**WHAT THIS TASK INVOLVES:**
Out of the lines below, please list those that hold the string "image".

**DATA ROWS:**

++++++++++++++++++++

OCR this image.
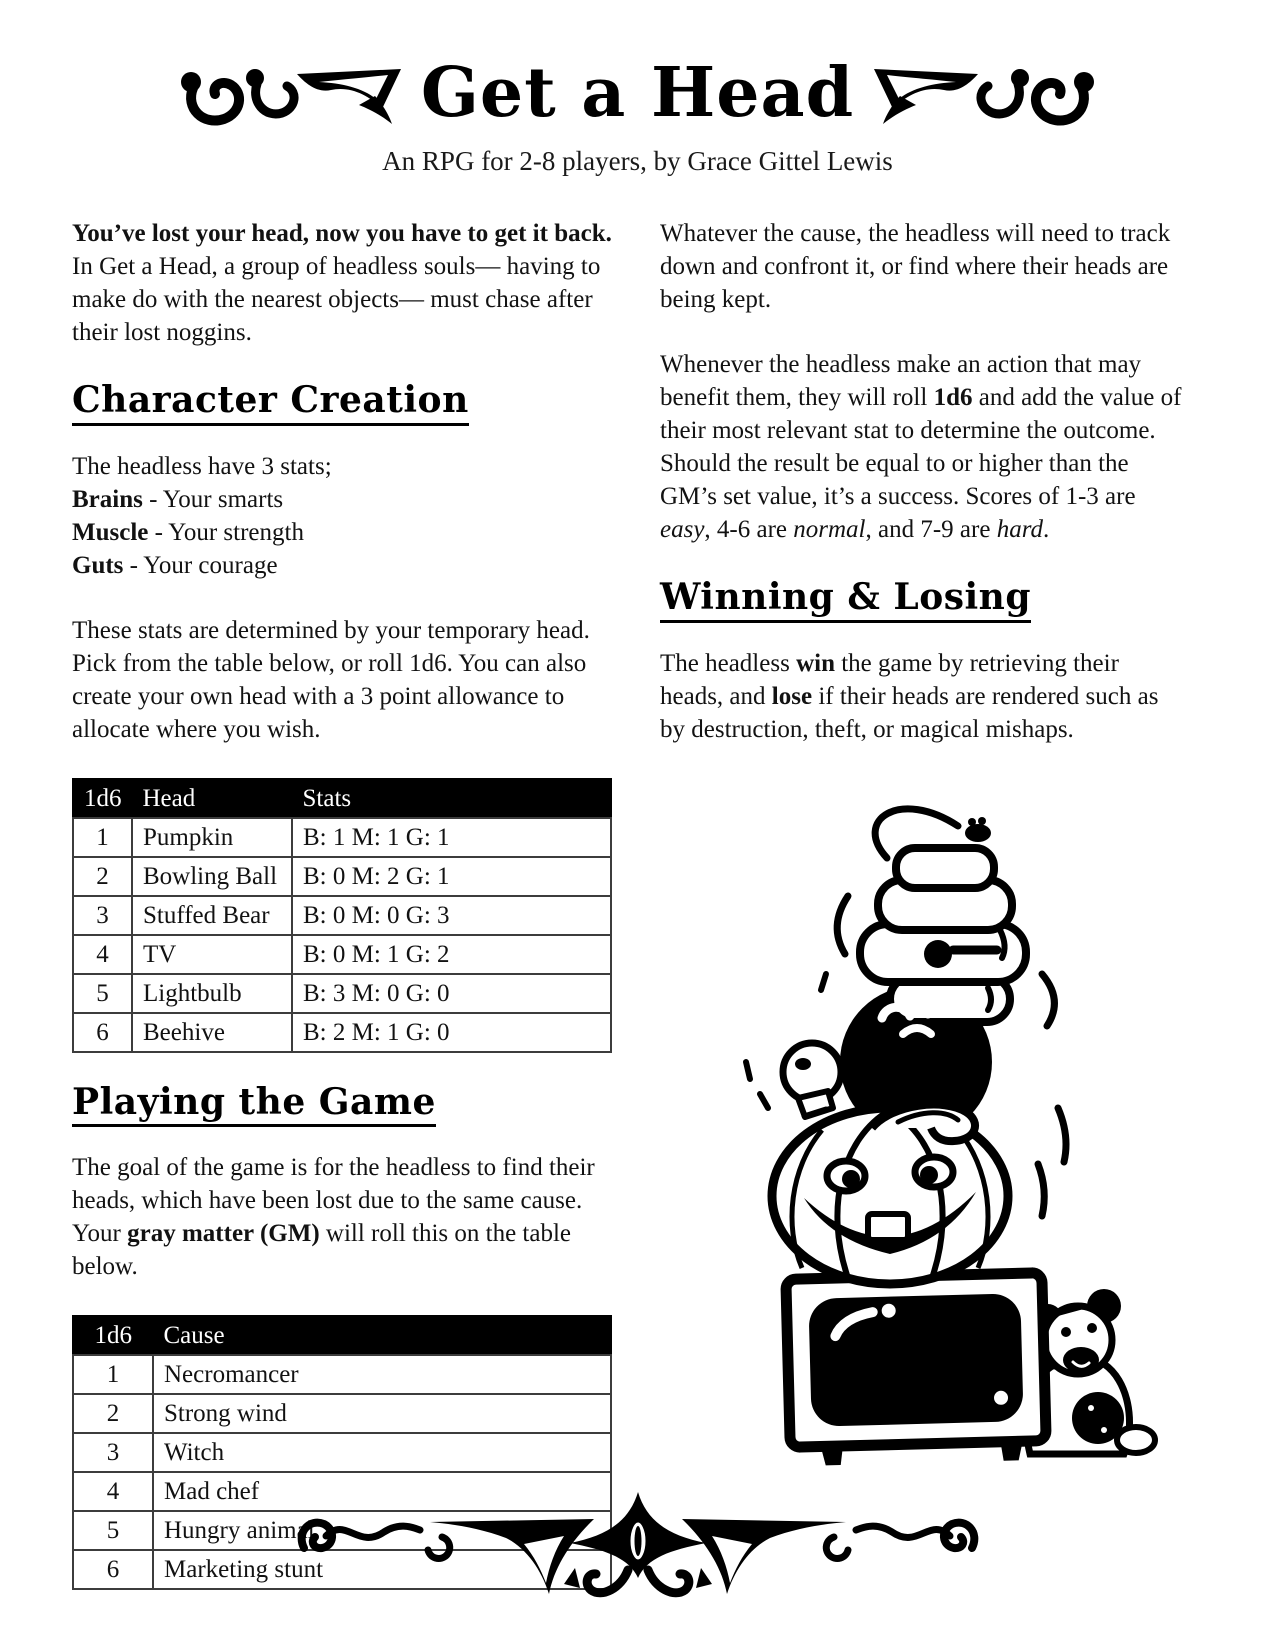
Get a Head
An RPG for 2-8 players, by Grace Gittel Lewis

You’ve lost your head, now you have to get it back. In Get a Head, a group of headless souls— having to make do with the nearest objects— must chase after their lost noggins.

Character Creation
The headless have 3 stats;
Brains - Your smarts
Muscle - Your strength
Guts - Your courage

These stats are determined by your temporary head. Pick from the table below, or roll 1d6. You can also create your own head with a 3 point allowance to allocate where you wish.

1d6	Head	Stats
1	Pumpkin	B: 1 M: 1 G: 1
2	Bowling Ball	B: 0 M: 2 G: 1
3	Stuffed Bear	B: 0 M: 0 G: 3
4	TV	B: 0 M: 1 G: 2
5	Lightbulb	B: 3 M: 0 G: 0
6	Beehive	B: 2 M: 1 G: 0
Playing the Game

The goal of the game is for the headless to find their heads, which have been lost due to the same cause. Your gray matter (GM) will roll this on the table below.

1d6	Cause
1	Necromancer
2	Strong wind
3	Witch
4	Mad chef
5	Hungry animal
6	Marketing stunt

Whatever the cause, the headless will need to track down and confront it, or find where their heads are being kept.

Whenever the headless make an action that may benefit them, they will roll 1d6 and add the value of their most relevant stat to determine the outcome. Should the result be equal to or higher than the GM’s set value, it’s a success. Scores of 1-3 are easy, 4-6 are normal, and 7-9 are hard.

Winning & Losing

The headless win the game by retrieving their heads, and lose if their heads are rendered such as by destruction, theft, or magical mishaps.
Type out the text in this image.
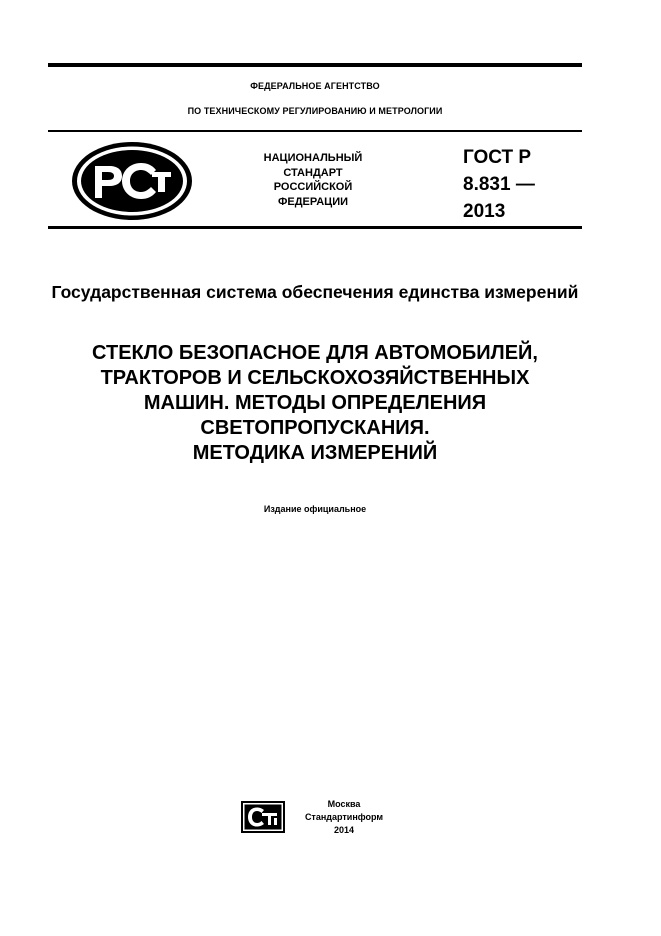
ФЕДЕРАЛЬНОЕ АГЕНТСТВО
ПО ТЕХНИЧЕСКОМУ РЕГУЛИРОВАНИЮ И МЕТРОЛОГИИ
НАЦИОНАЛЬНЫЙ
СТАНДАРТ
РОССИЙСКОЙ
ФЕДЕРАЦИИ
ГОСТ Р
8.831 —
2013
Государственная система обеспечения единства измерений
СТЕКЛО БЕЗОПАСНОЕ ДЛЯ АВТОМОБИЛЕЙ,
ТРАКТОРОВ И СЕЛЬСКОХОЗЯЙСТВЕННЫХ
МАШИН. МЕТОДЫ ОПРЕДЕЛЕНИЯ
СВЕТОПРОПУСКАНИЯ.
МЕТОДИКА ИЗМЕРЕНИЙ
Издание официальное
Москва
Стандартинформ
2014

++++++++++++++++++++

**RESPONSE TO THIS TASK:**
OCR this image.
Type out the text in this image.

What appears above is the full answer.